Task prompt =>
Copy each line that contains the string "Carlos".

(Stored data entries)
════════════════════

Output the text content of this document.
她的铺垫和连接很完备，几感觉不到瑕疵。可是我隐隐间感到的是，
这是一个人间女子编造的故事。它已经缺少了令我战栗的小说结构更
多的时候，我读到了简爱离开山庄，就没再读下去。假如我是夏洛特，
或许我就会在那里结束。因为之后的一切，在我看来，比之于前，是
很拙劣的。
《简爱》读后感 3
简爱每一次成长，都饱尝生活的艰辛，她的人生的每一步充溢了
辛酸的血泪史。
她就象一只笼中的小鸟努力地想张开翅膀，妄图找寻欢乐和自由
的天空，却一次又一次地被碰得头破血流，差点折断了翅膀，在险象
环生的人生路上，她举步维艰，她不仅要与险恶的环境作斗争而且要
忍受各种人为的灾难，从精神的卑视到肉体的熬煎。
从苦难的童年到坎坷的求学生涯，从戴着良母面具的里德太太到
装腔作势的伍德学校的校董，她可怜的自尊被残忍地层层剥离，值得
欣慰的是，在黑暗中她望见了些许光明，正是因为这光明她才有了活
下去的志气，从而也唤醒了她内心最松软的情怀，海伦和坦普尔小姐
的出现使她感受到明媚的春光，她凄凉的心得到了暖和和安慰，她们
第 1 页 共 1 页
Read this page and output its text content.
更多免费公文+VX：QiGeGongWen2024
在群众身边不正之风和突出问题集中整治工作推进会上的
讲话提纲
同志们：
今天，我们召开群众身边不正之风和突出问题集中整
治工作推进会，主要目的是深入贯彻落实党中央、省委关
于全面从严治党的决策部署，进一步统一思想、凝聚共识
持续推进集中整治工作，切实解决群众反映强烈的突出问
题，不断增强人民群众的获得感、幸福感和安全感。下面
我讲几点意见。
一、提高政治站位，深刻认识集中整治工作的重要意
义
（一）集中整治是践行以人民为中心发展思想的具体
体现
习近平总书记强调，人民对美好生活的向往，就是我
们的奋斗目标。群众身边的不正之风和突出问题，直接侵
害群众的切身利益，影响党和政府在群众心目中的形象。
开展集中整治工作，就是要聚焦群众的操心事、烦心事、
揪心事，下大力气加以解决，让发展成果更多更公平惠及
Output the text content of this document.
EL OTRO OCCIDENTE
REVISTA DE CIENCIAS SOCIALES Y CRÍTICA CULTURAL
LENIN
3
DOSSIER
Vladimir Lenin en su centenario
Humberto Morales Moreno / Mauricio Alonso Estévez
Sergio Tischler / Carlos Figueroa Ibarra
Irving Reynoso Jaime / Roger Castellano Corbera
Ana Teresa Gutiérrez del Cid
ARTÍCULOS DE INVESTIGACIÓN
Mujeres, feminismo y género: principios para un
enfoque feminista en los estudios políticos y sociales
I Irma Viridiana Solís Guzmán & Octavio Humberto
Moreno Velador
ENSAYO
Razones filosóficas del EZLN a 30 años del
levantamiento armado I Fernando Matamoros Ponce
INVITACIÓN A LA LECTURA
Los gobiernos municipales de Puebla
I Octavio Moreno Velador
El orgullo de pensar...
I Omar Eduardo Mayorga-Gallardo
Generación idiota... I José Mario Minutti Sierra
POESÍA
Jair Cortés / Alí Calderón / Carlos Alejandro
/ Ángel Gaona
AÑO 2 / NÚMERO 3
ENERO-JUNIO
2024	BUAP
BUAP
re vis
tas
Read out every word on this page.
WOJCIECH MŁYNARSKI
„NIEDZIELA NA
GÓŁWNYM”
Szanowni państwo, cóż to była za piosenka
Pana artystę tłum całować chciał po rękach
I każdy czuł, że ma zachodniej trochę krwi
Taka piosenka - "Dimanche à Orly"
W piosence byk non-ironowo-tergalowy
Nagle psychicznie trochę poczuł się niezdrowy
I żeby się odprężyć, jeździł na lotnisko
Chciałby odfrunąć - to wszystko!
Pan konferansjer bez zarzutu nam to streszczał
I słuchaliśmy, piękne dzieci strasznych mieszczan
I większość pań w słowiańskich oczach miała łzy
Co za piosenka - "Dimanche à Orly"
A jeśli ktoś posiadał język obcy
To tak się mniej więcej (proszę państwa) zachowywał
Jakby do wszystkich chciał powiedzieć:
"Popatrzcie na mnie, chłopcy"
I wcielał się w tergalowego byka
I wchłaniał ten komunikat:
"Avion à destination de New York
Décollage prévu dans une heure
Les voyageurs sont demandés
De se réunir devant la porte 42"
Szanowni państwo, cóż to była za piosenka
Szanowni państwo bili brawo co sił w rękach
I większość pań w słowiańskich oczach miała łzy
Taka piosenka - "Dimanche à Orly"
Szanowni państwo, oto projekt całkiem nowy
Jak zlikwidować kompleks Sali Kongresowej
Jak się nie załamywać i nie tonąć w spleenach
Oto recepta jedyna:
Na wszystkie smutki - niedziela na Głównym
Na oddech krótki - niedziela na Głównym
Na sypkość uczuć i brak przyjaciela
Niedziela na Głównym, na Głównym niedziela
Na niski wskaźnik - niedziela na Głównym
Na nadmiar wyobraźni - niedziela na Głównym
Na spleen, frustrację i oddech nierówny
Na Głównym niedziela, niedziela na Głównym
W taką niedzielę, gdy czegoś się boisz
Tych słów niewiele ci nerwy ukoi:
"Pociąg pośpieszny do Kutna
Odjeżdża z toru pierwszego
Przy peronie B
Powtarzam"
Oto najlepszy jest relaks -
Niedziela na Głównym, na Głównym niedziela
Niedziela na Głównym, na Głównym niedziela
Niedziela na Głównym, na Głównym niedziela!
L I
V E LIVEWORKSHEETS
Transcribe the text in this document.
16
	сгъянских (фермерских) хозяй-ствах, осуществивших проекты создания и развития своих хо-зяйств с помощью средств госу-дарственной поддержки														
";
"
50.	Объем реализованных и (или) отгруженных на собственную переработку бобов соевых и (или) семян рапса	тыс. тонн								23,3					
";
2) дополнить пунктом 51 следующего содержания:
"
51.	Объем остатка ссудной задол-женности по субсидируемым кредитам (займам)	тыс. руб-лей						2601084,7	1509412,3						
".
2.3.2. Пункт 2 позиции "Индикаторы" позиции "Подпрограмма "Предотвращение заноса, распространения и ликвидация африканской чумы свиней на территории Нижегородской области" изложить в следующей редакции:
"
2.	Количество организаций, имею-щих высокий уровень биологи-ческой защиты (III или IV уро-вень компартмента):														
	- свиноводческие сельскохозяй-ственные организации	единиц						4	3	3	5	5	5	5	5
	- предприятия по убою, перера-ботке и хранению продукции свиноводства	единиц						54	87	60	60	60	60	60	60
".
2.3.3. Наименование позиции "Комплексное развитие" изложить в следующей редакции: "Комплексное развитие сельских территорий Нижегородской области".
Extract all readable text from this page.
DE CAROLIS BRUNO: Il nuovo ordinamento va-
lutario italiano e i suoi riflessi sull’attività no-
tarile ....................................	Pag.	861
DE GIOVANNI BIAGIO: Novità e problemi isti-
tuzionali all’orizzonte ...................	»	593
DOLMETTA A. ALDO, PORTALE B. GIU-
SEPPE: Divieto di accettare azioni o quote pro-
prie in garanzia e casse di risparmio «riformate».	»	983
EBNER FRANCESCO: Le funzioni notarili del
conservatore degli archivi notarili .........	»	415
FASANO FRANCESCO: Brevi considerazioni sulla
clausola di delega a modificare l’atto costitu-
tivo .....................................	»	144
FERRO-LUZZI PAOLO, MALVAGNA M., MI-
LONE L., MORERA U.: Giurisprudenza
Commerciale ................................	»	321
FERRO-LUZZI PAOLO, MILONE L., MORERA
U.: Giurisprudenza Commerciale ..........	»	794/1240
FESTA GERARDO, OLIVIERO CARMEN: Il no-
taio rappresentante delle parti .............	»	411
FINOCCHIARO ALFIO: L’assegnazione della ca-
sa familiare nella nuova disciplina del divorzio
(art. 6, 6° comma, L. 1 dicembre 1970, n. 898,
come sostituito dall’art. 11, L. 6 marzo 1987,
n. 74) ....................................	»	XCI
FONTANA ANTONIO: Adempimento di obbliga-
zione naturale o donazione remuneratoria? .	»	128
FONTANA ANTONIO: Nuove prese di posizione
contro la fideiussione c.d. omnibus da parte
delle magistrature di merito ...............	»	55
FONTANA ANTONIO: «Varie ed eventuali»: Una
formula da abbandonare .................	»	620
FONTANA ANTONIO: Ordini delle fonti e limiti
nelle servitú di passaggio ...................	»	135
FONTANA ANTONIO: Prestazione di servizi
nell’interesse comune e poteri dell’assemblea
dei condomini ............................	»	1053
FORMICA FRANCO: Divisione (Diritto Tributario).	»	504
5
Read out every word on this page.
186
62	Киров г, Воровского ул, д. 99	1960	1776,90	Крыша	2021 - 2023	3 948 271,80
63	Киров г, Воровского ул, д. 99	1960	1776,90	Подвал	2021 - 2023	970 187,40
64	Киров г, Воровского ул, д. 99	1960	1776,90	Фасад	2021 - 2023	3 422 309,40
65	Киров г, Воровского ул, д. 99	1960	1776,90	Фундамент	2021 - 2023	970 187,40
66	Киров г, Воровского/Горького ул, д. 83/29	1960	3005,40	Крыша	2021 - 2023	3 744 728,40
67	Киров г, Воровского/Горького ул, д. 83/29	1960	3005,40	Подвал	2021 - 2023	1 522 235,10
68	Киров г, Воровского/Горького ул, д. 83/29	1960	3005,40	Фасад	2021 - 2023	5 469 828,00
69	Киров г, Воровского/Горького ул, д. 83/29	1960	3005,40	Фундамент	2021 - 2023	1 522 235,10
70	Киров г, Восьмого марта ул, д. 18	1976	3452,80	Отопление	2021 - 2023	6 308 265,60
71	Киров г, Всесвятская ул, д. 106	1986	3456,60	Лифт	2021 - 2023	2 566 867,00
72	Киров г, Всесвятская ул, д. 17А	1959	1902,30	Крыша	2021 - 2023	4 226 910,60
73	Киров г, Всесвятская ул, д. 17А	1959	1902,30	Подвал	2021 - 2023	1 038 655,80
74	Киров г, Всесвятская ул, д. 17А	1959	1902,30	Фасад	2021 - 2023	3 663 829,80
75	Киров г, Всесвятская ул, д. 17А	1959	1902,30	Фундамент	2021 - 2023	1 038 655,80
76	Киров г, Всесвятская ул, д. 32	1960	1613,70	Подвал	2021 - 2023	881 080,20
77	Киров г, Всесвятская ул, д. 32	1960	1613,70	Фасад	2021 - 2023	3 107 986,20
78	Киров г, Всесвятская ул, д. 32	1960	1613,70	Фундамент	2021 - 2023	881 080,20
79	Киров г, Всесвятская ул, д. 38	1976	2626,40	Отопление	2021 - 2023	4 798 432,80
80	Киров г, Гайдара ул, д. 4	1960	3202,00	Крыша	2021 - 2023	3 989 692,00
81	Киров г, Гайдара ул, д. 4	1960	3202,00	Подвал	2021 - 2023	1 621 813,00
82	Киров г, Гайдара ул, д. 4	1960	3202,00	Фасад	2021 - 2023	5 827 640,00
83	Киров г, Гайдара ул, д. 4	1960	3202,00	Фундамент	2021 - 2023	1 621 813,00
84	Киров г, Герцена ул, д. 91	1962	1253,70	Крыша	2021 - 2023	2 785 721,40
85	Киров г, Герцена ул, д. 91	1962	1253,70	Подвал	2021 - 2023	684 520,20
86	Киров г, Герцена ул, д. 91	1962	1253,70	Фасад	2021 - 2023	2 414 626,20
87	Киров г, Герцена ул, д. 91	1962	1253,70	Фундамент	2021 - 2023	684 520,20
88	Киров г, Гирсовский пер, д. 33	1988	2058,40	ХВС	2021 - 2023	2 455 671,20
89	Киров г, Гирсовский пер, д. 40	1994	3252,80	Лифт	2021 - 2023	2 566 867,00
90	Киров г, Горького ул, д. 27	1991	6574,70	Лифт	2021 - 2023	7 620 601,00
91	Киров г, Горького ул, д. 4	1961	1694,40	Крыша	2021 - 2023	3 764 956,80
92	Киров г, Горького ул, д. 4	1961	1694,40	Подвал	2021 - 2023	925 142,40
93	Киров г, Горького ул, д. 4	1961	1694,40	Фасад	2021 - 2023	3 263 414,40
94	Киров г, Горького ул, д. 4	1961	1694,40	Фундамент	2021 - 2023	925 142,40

════════════════════

The reply =>
Sergio Tischler / Carlos Figueroa Ibarra
Jair Cortés / Alí Calderón / Carlos Alejandro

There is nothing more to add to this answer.